_Exercise prompt_. Tally the lines in the records underneath that contain the string "domestic", and state the figure by itself.

_Excerpted records_.
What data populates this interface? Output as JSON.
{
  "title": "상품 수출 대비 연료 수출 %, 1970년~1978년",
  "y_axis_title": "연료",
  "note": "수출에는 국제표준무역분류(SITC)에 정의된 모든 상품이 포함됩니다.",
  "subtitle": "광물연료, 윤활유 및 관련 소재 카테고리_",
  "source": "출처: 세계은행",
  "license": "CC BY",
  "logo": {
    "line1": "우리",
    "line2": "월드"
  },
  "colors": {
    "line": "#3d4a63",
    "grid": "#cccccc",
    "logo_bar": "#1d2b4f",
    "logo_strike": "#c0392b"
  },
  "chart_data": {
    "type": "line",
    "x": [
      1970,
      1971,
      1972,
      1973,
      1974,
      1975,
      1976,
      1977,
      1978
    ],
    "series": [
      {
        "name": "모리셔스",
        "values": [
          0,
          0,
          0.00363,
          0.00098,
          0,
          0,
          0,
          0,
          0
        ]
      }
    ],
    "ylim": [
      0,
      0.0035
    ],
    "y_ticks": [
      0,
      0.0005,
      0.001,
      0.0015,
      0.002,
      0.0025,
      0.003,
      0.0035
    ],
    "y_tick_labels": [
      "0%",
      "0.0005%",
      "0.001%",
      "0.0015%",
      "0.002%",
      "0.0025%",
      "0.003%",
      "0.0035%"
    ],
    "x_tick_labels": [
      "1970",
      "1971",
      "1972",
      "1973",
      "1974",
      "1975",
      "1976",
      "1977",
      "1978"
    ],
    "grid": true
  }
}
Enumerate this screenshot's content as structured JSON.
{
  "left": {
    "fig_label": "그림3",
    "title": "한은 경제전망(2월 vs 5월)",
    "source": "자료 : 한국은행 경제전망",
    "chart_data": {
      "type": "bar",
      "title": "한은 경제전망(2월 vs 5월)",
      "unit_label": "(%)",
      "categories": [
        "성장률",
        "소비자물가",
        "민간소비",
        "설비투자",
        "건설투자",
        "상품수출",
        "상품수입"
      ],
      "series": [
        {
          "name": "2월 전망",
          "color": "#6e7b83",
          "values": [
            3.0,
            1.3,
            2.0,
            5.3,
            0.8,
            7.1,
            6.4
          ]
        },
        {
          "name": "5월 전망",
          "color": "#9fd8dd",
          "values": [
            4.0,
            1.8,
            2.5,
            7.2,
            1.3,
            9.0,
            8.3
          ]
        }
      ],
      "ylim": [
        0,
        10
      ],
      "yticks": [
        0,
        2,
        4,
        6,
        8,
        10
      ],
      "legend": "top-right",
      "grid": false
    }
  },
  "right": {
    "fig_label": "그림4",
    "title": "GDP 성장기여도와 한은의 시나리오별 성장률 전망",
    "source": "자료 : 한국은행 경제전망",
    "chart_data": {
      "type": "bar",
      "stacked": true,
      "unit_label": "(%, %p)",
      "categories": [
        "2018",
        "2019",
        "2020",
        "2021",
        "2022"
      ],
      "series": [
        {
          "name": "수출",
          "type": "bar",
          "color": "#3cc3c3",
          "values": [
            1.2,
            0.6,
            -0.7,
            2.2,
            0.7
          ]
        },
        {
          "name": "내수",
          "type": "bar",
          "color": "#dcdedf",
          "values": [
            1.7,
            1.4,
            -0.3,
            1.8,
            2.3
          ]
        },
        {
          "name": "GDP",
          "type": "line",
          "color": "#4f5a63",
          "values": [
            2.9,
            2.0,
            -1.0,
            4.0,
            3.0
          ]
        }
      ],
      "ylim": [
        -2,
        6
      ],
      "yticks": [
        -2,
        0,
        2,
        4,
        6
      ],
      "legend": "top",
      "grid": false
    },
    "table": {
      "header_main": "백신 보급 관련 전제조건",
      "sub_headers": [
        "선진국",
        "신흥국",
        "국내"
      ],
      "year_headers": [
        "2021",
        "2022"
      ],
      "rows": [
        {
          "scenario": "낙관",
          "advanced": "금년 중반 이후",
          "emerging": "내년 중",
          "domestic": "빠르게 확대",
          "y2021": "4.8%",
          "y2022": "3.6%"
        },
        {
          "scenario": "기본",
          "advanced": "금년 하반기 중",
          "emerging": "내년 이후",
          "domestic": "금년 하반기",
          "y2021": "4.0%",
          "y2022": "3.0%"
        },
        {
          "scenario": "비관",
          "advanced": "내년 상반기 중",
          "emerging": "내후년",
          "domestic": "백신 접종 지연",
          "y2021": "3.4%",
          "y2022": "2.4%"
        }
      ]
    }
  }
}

_Full output_. 3